● **Input**:
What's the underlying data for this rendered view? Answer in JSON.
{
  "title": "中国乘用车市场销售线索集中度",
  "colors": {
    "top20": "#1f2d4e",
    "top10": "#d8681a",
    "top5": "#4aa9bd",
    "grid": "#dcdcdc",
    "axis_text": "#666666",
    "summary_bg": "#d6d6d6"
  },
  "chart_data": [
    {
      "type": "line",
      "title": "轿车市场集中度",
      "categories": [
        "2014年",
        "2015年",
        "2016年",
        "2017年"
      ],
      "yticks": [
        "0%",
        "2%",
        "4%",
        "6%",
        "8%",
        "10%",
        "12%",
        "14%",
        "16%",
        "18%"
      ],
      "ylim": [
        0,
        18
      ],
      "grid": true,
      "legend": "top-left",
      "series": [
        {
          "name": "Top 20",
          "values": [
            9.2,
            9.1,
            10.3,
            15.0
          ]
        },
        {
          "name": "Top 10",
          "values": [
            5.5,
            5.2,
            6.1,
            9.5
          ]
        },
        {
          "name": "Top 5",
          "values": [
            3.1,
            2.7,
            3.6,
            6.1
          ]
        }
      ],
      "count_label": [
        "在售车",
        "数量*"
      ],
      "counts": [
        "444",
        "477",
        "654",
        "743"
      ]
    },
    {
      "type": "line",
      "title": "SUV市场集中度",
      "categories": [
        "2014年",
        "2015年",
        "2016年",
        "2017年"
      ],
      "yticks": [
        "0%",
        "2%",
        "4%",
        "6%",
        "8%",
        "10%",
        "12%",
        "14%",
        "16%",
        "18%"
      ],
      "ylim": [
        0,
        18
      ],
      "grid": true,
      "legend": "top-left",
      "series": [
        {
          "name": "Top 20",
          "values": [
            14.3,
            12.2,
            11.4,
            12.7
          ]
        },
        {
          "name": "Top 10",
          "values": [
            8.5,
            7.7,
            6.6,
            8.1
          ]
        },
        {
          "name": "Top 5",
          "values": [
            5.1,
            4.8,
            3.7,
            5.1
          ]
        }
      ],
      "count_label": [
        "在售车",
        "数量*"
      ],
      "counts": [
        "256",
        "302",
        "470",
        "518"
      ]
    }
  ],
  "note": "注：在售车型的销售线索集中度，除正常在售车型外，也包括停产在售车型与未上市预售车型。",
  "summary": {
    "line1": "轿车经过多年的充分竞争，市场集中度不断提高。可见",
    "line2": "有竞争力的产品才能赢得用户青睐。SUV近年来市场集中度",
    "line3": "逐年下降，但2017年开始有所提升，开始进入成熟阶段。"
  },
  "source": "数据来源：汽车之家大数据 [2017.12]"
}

● **Exercise**: Write down the full listing again, exactly.

● **Output for this task**:
What's the underlying data for this rendered view? Answer in JSON.
{
  "title": "中国乘用车市场销售线索集中度",
  "colors": {
    "top20": "#1f2d4e",
    "top10": "#d8681a",
    "top5": "#4aa9bd",
    "grid": "#dcdcdc",
    "axis_text": "#666666",
    "summary_bg": "#d6d6d6"
  },
  "chart_data": [
    {
      "type": "line",
      "title": "轿车市场集中度",
      "categories": [
        "2014年",
        "2015年",
        "2016年",
        "2017年"
      ],
      "yticks": [
        "0%",
        "2%",
        "4%",
        "6%",
        "8%",
        "10%",
        "12%",
        "14%",
        "16%",
        "18%"
      ],
      "ylim": [
        0,
        18
      ],
      "grid": true,
      "legend": "top-left",
      "series": [
        {
          "name": "Top 20",
          "values": [
            9.2,
            9.1,
            10.3,
            15.0
          ]
        },
        {
          "name": "Top 10",
          "values": [
            5.5,
            5.2,
            6.1,
            9.5
          ]
        },
        {
          "name": "Top 5",
          "values": [
            3.1,
            2.7,
            3.6,
            6.1
          ]
        }
      ],
      "count_label": [
        "在售车",
        "数量*"
      ],
      "counts": [
        "444",
        "477",
        "654",
        "743"
      ]
    },
    {
      "type": "line",
      "title": "SUV市场集中度",
      "categories": [
        "2014年",
        "2015年",
        "2016年",
        "2017年"
      ],
      "yticks": [
        "0%",
        "2%",
        "4%",
        "6%",
        "8%",
        "10%",
        "12%",
        "14%",
        "16%",
        "18%"
      ],
      "ylim": [
        0,
        18
      ],
      "grid": true,
      "legend": "top-left",
      "series": [
        {
          "name": "Top 20",
          "values": [
            14.3,
            12.2,
            11.4,
            12.7
          ]
        },
        {
          "name": "Top 10",
          "values": [
            8.5,
            7.7,
            6.6,
            8.1
          ]
        },
        {
          "name": "Top 5",
          "values": [
            5.1,
            4.8,
            3.7,
            5.1
          ]
        }
      ],
      "count_label": [
        "在售车",
        "数量*"
      ],
      "counts": [
        "256",
        "302",
        "470",
        "518"
      ]
    }
  ],
  "note": "注：在售车型的销售线索集中度，除正常在售车型外，也包括停产在售车型与未上市预售车型。",
  "summary": {
    "line1": "轿车经过多年的充分竞争，市场集中度不断提高。可见",
    "line2": "有竞争力的产品才能赢得用户青睐。SUV近年来市场集中度",
    "line3": "逐年下降，但2017年开始有所提升，开始进入成熟阶段。"
  },
  "source": "数据来源：汽车之家大数据 [2017.12]"
}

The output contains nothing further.